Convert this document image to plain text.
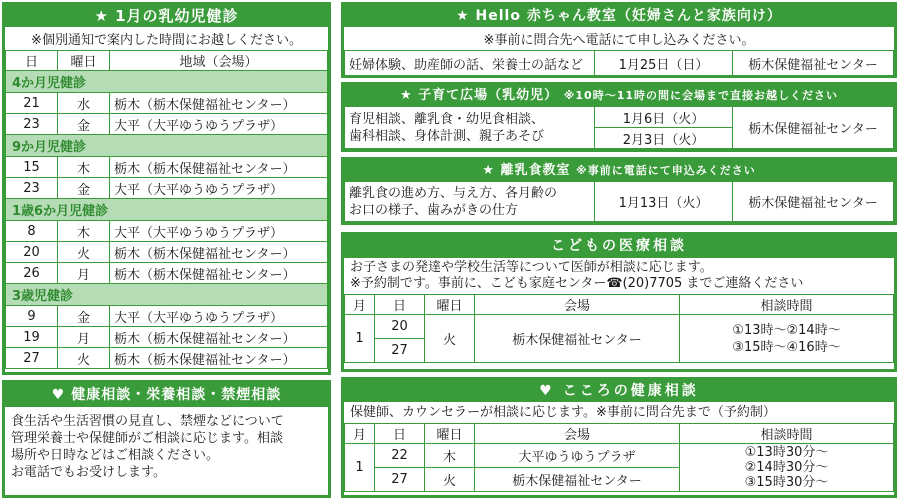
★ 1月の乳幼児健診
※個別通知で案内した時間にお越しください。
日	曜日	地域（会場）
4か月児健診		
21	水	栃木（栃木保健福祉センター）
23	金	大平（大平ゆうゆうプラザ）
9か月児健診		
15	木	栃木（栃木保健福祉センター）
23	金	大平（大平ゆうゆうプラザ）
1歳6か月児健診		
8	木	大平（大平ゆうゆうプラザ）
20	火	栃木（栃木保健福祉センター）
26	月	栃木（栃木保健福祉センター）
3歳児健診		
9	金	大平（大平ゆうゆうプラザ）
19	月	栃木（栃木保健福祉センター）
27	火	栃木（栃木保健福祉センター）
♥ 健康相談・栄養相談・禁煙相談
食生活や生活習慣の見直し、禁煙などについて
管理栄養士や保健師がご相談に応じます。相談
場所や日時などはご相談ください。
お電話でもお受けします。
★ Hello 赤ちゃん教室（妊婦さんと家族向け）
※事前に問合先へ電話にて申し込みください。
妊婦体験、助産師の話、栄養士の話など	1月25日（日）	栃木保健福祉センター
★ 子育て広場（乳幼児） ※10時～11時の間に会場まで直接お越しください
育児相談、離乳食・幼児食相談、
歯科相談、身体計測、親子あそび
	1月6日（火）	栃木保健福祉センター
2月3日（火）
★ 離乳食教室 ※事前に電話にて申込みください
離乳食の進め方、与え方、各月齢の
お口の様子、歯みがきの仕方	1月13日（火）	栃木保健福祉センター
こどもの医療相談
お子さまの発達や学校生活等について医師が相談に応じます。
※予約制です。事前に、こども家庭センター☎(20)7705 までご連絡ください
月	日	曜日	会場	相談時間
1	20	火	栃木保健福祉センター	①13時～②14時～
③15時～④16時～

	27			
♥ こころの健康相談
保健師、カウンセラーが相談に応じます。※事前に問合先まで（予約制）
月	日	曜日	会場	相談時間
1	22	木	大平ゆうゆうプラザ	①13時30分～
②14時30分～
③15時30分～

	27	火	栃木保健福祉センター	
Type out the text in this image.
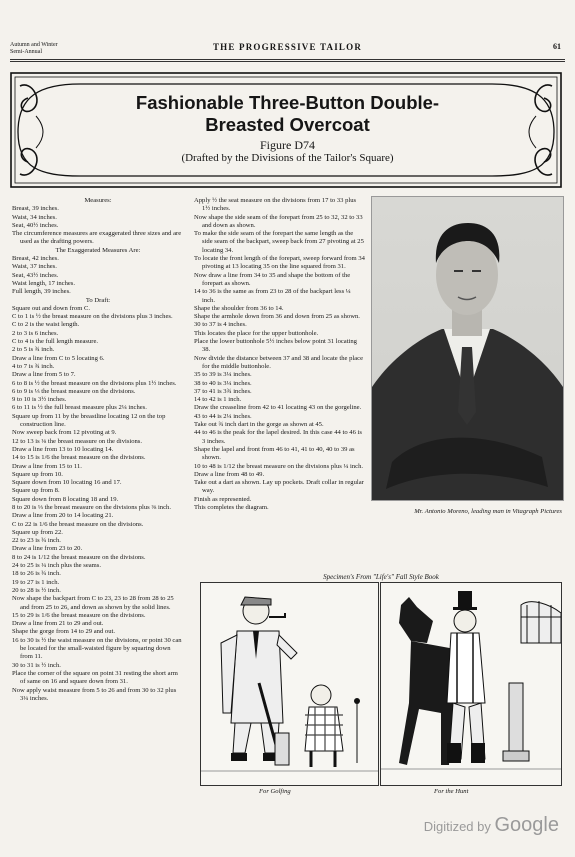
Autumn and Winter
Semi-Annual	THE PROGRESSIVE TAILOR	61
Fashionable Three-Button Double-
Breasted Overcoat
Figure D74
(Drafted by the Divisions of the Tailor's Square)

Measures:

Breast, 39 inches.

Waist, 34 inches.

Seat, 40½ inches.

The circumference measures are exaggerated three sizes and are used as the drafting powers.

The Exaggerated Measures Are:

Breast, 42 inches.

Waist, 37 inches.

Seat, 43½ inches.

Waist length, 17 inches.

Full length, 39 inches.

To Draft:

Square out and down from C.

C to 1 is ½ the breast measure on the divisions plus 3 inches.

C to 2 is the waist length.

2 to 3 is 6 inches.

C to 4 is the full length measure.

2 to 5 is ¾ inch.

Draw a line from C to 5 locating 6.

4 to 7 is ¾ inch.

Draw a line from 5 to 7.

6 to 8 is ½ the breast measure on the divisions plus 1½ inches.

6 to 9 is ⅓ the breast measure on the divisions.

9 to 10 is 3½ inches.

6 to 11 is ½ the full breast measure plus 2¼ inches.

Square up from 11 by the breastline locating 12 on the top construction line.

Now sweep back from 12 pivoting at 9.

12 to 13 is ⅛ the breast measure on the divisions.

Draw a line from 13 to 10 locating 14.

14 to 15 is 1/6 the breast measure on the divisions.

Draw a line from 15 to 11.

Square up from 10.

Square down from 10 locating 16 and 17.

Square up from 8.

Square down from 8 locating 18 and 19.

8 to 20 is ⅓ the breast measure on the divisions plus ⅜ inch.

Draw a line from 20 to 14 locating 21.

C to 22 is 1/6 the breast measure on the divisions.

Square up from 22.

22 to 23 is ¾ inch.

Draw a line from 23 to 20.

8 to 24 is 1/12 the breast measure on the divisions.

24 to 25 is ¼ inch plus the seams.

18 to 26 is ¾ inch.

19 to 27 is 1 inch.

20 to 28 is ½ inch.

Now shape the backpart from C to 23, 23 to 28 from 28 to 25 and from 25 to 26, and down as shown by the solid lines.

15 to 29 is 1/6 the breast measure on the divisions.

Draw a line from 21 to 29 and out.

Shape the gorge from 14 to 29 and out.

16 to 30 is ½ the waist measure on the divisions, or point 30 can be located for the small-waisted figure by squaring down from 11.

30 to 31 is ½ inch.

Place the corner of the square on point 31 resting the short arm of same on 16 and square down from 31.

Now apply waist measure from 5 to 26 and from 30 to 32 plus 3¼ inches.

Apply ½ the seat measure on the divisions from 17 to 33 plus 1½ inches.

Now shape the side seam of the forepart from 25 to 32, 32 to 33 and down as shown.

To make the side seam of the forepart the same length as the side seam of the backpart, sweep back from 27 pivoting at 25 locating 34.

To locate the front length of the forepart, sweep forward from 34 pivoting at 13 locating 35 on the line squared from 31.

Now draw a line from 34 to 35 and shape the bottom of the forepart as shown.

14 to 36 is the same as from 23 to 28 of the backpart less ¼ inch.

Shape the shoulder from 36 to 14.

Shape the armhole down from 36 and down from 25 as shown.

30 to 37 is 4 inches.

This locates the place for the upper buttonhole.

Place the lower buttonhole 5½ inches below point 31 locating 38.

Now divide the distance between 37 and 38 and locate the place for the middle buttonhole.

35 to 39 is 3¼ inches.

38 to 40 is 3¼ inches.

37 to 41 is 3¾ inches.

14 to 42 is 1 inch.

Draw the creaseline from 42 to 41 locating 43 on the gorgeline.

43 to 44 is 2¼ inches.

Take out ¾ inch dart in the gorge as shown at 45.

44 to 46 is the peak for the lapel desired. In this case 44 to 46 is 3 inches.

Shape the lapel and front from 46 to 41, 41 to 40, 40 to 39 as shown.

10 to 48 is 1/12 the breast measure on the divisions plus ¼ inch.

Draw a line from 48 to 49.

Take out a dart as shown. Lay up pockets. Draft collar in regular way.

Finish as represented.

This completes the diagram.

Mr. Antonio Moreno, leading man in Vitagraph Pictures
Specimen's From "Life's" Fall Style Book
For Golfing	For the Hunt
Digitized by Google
....
:: What the exercise asks ::
Pictures are excluded; copy all other data exactly as shown.

:: Exercise solution ::
Convert this document image to plain text.
★ 1月の乳幼児健診
※個別通知で案内した時間にお越しください。
日	曜日	地域（会場）
4か月児健診		
21	水	栃木（栃木保健福祉センター）
23	金	大平（大平ゆうゆうプラザ）
9か月児健診		
15	木	栃木（栃木保健福祉センター）
23	金	大平（大平ゆうゆうプラザ）
1歳6か月児健診		
8	木	大平（大平ゆうゆうプラザ）
20	火	栃木（栃木保健福祉センター）
26	月	栃木（栃木保健福祉センター）
3歳児健診		
9	金	大平（大平ゆうゆうプラザ）
19	月	栃木（栃木保健福祉センター）
27	火	栃木（栃木保健福祉センター）
♥ 健康相談・栄養相談・禁煙相談
食生活や生活習慣の見直し、禁煙などについて
管理栄養士や保健師がご相談に応じます。相談
場所や日時などはご相談ください。
お電話でもお受けします。
★ Hello 赤ちゃん教室（妊婦さんと家族向け）
※事前に問合先へ電話にて申し込みください。
妊婦体験、助産師の話、栄養士の話など	1月25日（日）	栃木保健福祉センター
★ 子育て広場（乳幼児） ※10時～11時の間に会場まで直接お越しください
育児相談、離乳食・幼児食相談、
歯科相談、身体計測、親子あそび
	1月6日（火）	栃木保健福祉センター
2月3日（火）
★ 離乳食教室 ※事前に電話にて申込みください
離乳食の進め方、与え方、各月齢の
お口の様子、歯みがきの仕方	1月13日（火）	栃木保健福祉センター
こどもの医療相談
お子さまの発達や学校生活等について医師が相談に応じます。
※予約制です。事前に、こども家庭センター☎(20)7705 までご連絡ください
月	日	曜日	会場	相談時間
1	20	火	栃木保健福祉センター	①13時～②14時～
③15時～④16時～

	27			
♥ こころの健康相談
保健師、カウンセラーが相談に応じます。※事前に問合先まで（予約制）
月	日	曜日	会場	相談時間
1	22	木	大平ゆうゆうプラザ	①13時30分～
②14時30分～
③15時30分～

	27	火	栃木保健福祉センター	
Type out the text in this image.
Autumn and Winter
Semi-Annual	THE PROGRESSIVE TAILOR	61
Fashionable Three-Button Double-
Breasted Overcoat
Figure D74
(Drafted by the Divisions of the Tailor's Square)

Measures:

Breast, 39 inches.

Waist, 34 inches.

Seat, 40½ inches.

The circumference measures are exaggerated three sizes and are used as the drafting powers.

The Exaggerated Measures Are:

Breast, 42 inches.

Waist, 37 inches.

Seat, 43½ inches.

Waist length, 17 inches.

Full length, 39 inches.

To Draft:

Square out and down from C.

C to 1 is ½ the breast measure on the divisions plus 3 inches.

C to 2 is the waist length.

2 to 3 is 6 inches.

C to 4 is the full length measure.

2 to 5 is ¾ inch.

Draw a line from C to 5 locating 6.

4 to 7 is ¾ inch.

Draw a line from 5 to 7.

6 to 8 is ½ the breast measure on the divisions plus 1½ inches.

6 to 9 is ⅓ the breast measure on the divisions.

9 to 10 is 3½ inches.

6 to 11 is ½ the full breast measure plus 2¼ inches.

Square up from 11 by the breastline locating 12 on the top construction line.

Now sweep back from 12 pivoting at 9.

12 to 13 is ⅛ the breast measure on the divisions.

Draw a line from 13 to 10 locating 14.

14 to 15 is 1/6 the breast measure on the divisions.

Draw a line from 15 to 11.

Square up from 10.

Square down from 10 locating 16 and 17.

Square up from 8.

Square down from 8 locating 18 and 19.

8 to 20 is ⅓ the breast measure on the divisions plus ⅜ inch.

Draw a line from 20 to 14 locating 21.

C to 22 is 1/6 the breast measure on the divisions.

Square up from 22.

22 to 23 is ¾ inch.

Draw a line from 23 to 20.

8 to 24 is 1/12 the breast measure on the divisions.

24 to 25 is ¼ inch plus the seams.

18 to 26 is ¾ inch.

19 to 27 is 1 inch.

20 to 28 is ½ inch.

Now shape the backpart from C to 23, 23 to 28 from 28 to 25 and from 25 to 26, and down as shown by the solid lines.

15 to 29 is 1/6 the breast measure on the divisions.

Draw a line from 21 to 29 and out.

Shape the gorge from 14 to 29 and out.

16 to 30 is ½ the waist measure on the divisions, or point 30 can be located for the small-waisted figure by squaring down from 11.

30 to 31 is ½ inch.

Place the corner of the square on point 31 resting the short arm of same on 16 and square down from 31.

Now apply waist measure from 5 to 26 and from 30 to 32 plus 3¼ inches.

Apply ½ the seat measure on the divisions from 17 to 33 plus 1½ inches.

Now shape the side seam of the forepart from 25 to 32, 32 to 33 and down as shown.

To make the side seam of the forepart the same length as the side seam of the backpart, sweep back from 27 pivoting at 25 locating 34.

To locate the front length of the forepart, sweep forward from 34 pivoting at 13 locating 35 on the line squared from 31.

Now draw a line from 34 to 35 and shape the bottom of the forepart as shown.

14 to 36 is the same as from 23 to 28 of the backpart less ¼ inch.

Shape the shoulder from 36 to 14.

Shape the armhole down from 36 and down from 25 as shown.

30 to 37 is 4 inches.

This locates the place for the upper buttonhole.

Place the lower buttonhole 5½ inches below point 31 locating 38.

Now divide the distance between 37 and 38 and locate the place for the middle buttonhole.

35 to 39 is 3¼ inches.

38 to 40 is 3¼ inches.

37 to 41 is 3¾ inches.

14 to 42 is 1 inch.

Draw the creaseline from 42 to 41 locating 43 on the gorgeline.

43 to 44 is 2¼ inches.

Take out ¾ inch dart in the gorge as shown at 45.

44 to 46 is the peak for the lapel desired. In this case 44 to 46 is 3 inches.

Shape the lapel and front from 46 to 41, 41 to 40, 40 to 39 as shown.

10 to 48 is 1/12 the breast measure on the divisions plus ¼ inch.

Draw a line from 48 to 49.

Take out a dart as shown. Lay up pockets. Draft collar in regular way.

Finish as represented.

This completes the diagram.

Mr. Antonio Moreno, leading man in Vitagraph Pictures
Specimen's From "Life's" Fall Style Book
For Golfing	For the Hunt
Digitized by Google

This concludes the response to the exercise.